------ Items

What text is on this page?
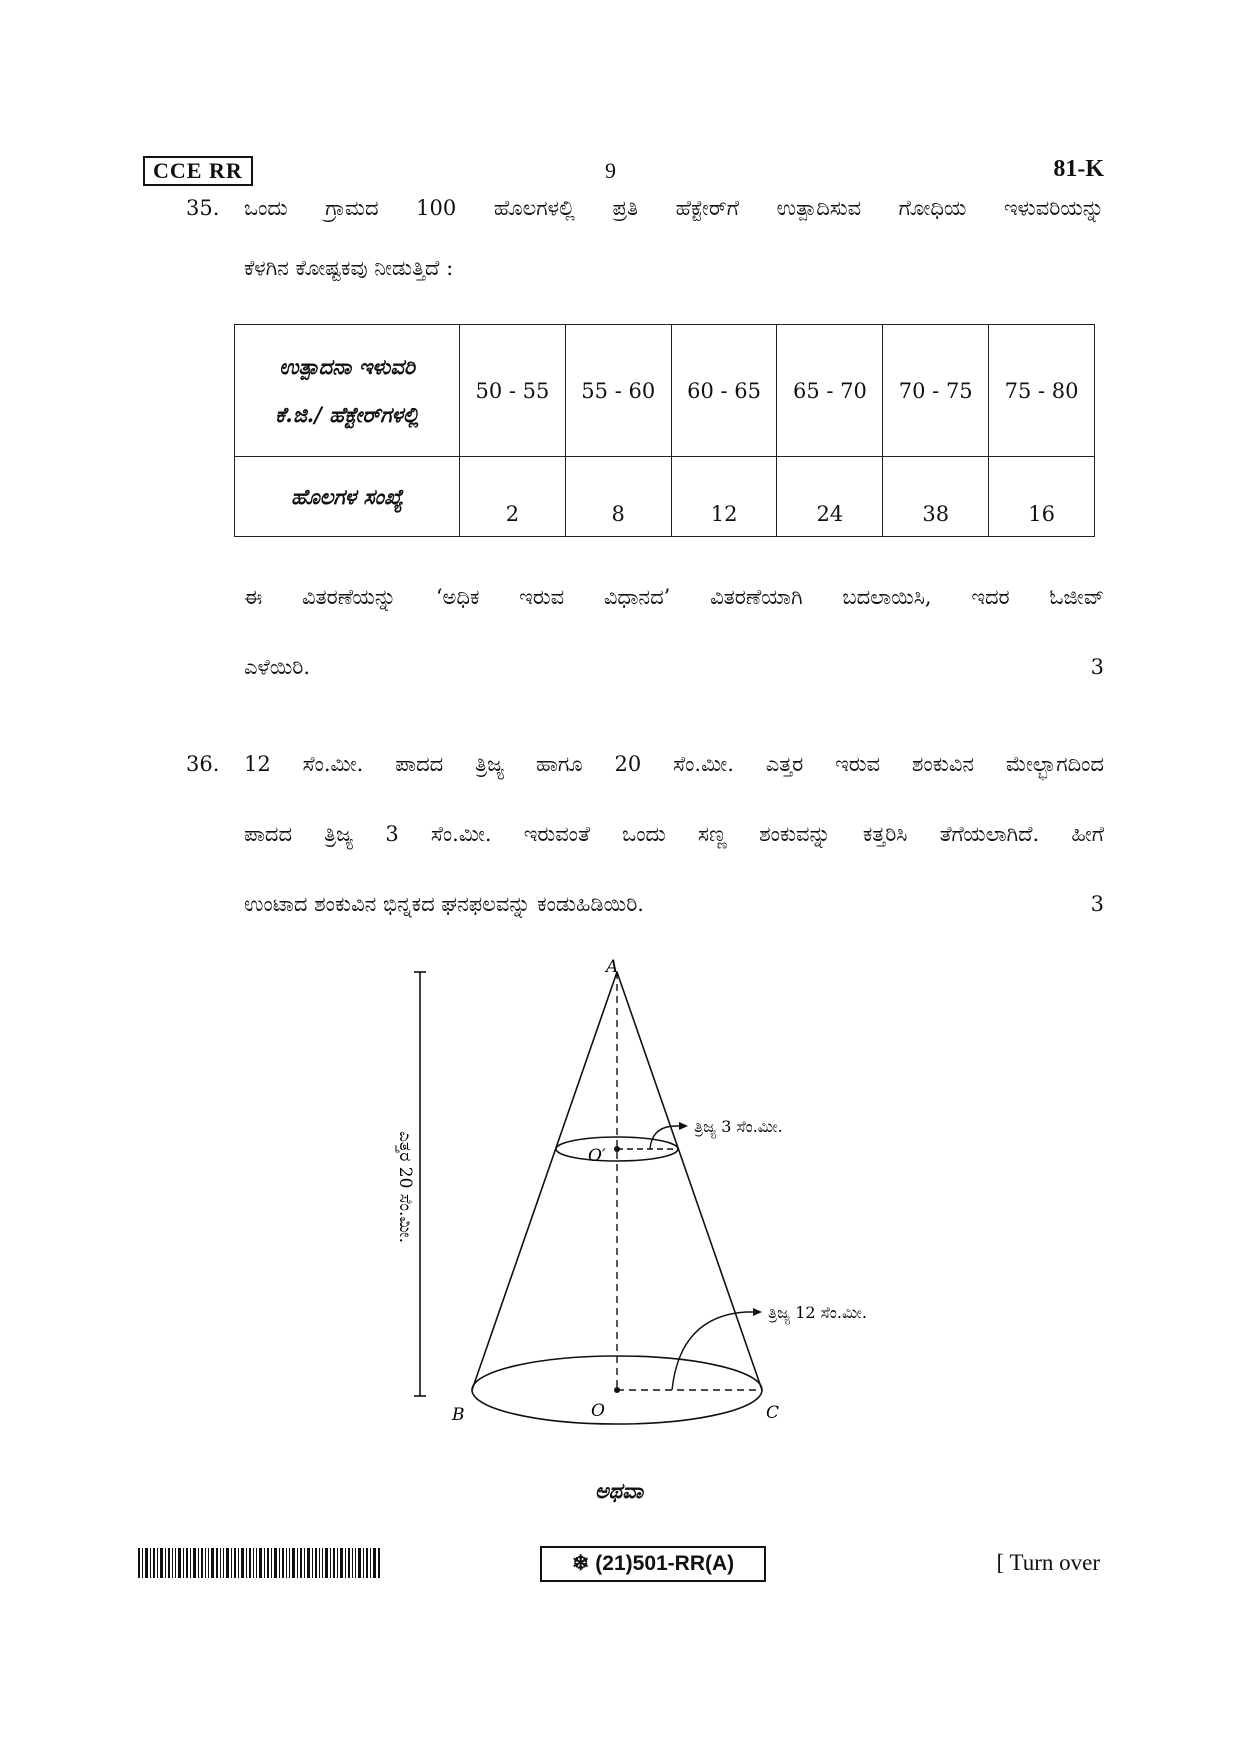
CCE RR	9	81-K
35. ಒಂದು ಗ್ರಾಮದ 100 ಹೊಲಗಳಲ್ಲಿ ಪ್ರತಿ ಹೆಕ್ಟೇರ್‌ಗೆ ಉತ್ಪಾದಿಸುವ ಗೋಧಿಯ ಇಳುವರಿಯನ್ನು
ಕೆಳಗಿನ ಕೋಷ್ಟಕವು ನೀಡುತ್ತಿದೆ :
ಉತ್ಪಾದನಾ ಇಳುವರಿ
ಕೆ.ಜಿ./ ಹೆಕ್ಟೇರ್‌ಗಳಲ್ಲಿ	50 - 55	55 - 60	60 - 65	65 - 70	70 - 75	75 - 80
ಹೊಲಗಳ ಸಂಖ್ಯೆ	2	8	12	24	38	16
ಈ ವಿತರಣೆಯನ್ನು ‘ಅಧಿಕ ಇರುವ ವಿಧಾನದ’ ವಿತರಣೆಯಾಗಿ ಬದಲಾಯಿಸಿ, ಇದರ ಓಜೀವ್
ಎಳೆಯಿರಿ.	3
36. 12 ಸೆಂ.ಮೀ. ಪಾದದ ತ್ರಿಜ್ಯ ಹಾಗೂ 20 ಸೆಂ.ಮೀ. ಎತ್ತರ ಇರುವ ಶಂಕುವಿನ ಮೇಲ್ಭಾಗದಿಂದ
ಪಾದದ ತ್ರಿಜ್ಯ 3 ಸೆಂ.ಮೀ. ಇರುವಂತೆ ಒಂದು ಸಣ್ಣ ಶಂಕುವನ್ನು ಕತ್ತರಿಸಿ ತೆಗೆಯಲಾಗಿದೆ. ಹೀಗೆ
ಉಂಟಾದ ಶಂಕುವಿನ ಭಿನ್ನಕದ ಘನಫಲವನ್ನು ಕಂಡುಹಿಡಿಯಿರಿ.	3
ಎತ್ತರ 20 ಸೆಂ.ಮೀ.
ತ್ರಿಜ್ಯ 3 ಸೆಂ.ಮೀ.
ತ್ರಿಜ್ಯ 12 ಸೆಂ.ಮೀ.
A
B	C
O
O′
ಅಥವಾ
❄ (21)501-RR(A)	[ Turn over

------------

§ **Short exercise**: Could you repeat all of the material exactly? Pictures should not be copied.

§ **Result of the exercise**:
What text is on this page?
CCE RR	9	81-K
35. ಒಂದು ಗ್ರಾಮದ 100 ಹೊಲಗಳಲ್ಲಿ ಪ್ರತಿ ಹೆಕ್ಟೇರ್‌ಗೆ ಉತ್ಪಾದಿಸುವ ಗೋಧಿಯ ಇಳುವರಿಯನ್ನು
ಕೆಳಗಿನ ಕೋಷ್ಟಕವು ನೀಡುತ್ತಿದೆ :
ಉತ್ಪಾದನಾ ಇಳುವರಿ
ಕೆ.ಜಿ./ ಹೆಕ್ಟೇರ್‌ಗಳಲ್ಲಿ	50 - 55	55 - 60	60 - 65	65 - 70	70 - 75	75 - 80
ಹೊಲಗಳ ಸಂಖ್ಯೆ	2	8	12	24	38	16
ಈ ವಿತರಣೆಯನ್ನು ‘ಅಧಿಕ ಇರುವ ವಿಧಾನದ’ ವಿತರಣೆಯಾಗಿ ಬದಲಾಯಿಸಿ, ಇದರ ಓಜೀವ್
ಎಳೆಯಿರಿ.	3
36. 12 ಸೆಂ.ಮೀ. ಪಾದದ ತ್ರಿಜ್ಯ ಹಾಗೂ 20 ಸೆಂ.ಮೀ. ಎತ್ತರ ಇರುವ ಶಂಕುವಿನ ಮೇಲ್ಭಾಗದಿಂದ
ಪಾದದ ತ್ರಿಜ್ಯ 3 ಸೆಂ.ಮೀ. ಇರುವಂತೆ ಒಂದು ಸಣ್ಣ ಶಂಕುವನ್ನು ಕತ್ತರಿಸಿ ತೆಗೆಯಲಾಗಿದೆ. ಹೀಗೆ
ಉಂಟಾದ ಶಂಕುವಿನ ಭಿನ್ನಕದ ಘನಫಲವನ್ನು ಕಂಡುಹಿಡಿಯಿರಿ.	3
ಎತ್ತರ 20 ಸೆಂ.ಮೀ.
ತ್ರಿಜ್ಯ 3 ಸೆಂ.ಮೀ.
ತ್ರಿಜ್ಯ 12 ಸೆಂ.ಮೀ.
A
B	C
O
O′
ಅಥವಾ
❄ (21)501-RR(A)	[ Turn over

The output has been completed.